**Task to carry out**:
Without omitting anything, return the records precisely as given.

**Records for processing**:
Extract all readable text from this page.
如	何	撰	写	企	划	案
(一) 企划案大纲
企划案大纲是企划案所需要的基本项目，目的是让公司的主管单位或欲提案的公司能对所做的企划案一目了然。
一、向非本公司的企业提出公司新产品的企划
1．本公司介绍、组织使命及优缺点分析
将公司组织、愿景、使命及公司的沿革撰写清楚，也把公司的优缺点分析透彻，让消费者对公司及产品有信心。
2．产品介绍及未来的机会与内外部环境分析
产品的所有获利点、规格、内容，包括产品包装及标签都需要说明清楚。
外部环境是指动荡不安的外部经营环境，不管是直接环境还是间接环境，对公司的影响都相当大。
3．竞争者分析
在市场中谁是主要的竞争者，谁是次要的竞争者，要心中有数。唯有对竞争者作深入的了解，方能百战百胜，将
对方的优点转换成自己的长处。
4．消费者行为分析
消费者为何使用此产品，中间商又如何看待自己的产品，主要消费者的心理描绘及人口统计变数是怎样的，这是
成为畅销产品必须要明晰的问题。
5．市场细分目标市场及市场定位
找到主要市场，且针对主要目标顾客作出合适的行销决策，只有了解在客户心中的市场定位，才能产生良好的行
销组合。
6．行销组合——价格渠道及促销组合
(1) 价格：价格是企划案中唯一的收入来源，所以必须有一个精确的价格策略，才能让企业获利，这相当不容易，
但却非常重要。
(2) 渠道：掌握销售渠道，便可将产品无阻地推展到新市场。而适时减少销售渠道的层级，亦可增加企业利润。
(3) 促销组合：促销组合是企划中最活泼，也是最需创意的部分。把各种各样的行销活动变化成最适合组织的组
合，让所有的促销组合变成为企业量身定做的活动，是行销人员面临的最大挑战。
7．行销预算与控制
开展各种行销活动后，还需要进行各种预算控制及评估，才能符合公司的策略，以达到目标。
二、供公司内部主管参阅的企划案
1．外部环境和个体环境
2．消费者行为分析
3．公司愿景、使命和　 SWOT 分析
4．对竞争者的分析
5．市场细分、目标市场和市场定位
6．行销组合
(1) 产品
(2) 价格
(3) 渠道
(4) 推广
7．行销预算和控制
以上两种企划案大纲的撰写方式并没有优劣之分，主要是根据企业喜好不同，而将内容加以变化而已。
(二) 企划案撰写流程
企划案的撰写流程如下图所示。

**Answer below**:
Extract all readable text from this page.
如	何	撰	写	企	划	案
(一) 企划案大纲
企划案大纲是企划案所需要的基本项目，目的是让公司的主管单位或欲提案的公司能对所做的企划案一目了然。
一、向非本公司的企业提出公司新产品的企划
1．本公司介绍、组织使命及优缺点分析
将公司组织、愿景、使命及公司的沿革撰写清楚，也把公司的优缺点分析透彻，让消费者对公司及产品有信心。
2．产品介绍及未来的机会与内外部环境分析
产品的所有获利点、规格、内容，包括产品包装及标签都需要说明清楚。
外部环境是指动荡不安的外部经营环境，不管是直接环境还是间接环境，对公司的影响都相当大。
3．竞争者分析
在市场中谁是主要的竞争者，谁是次要的竞争者，要心中有数。唯有对竞争者作深入的了解，方能百战百胜，将
对方的优点转换成自己的长处。
4．消费者行为分析
消费者为何使用此产品，中间商又如何看待自己的产品，主要消费者的心理描绘及人口统计变数是怎样的，这是
成为畅销产品必须要明晰的问题。
5．市场细分目标市场及市场定位
找到主要市场，且针对主要目标顾客作出合适的行销决策，只有了解在客户心中的市场定位，才能产生良好的行
销组合。
6．行销组合——价格渠道及促销组合
(1) 价格：价格是企划案中唯一的收入来源，所以必须有一个精确的价格策略，才能让企业获利，这相当不容易，
但却非常重要。
(2) 渠道：掌握销售渠道，便可将产品无阻地推展到新市场。而适时减少销售渠道的层级，亦可增加企业利润。
(3) 促销组合：促销组合是企划中最活泼，也是最需创意的部分。把各种各样的行销活动变化成最适合组织的组
合，让所有的促销组合变成为企业量身定做的活动，是行销人员面临的最大挑战。
7．行销预算与控制
开展各种行销活动后，还需要进行各种预算控制及评估，才能符合公司的策略，以达到目标。
二、供公司内部主管参阅的企划案
1．外部环境和个体环境
2．消费者行为分析
3．公司愿景、使命和　 SWOT 分析
4．对竞争者的分析
5．市场细分、目标市场和市场定位
6．行销组合
(1) 产品
(2) 价格
(3) 渠道
(4) 推广
7．行销预算和控制
以上两种企划案大纲的撰写方式并没有优劣之分，主要是根据企业喜好不同，而将内容加以变化而已。
(二) 企划案撰写流程
企划案的撰写流程如下图所示。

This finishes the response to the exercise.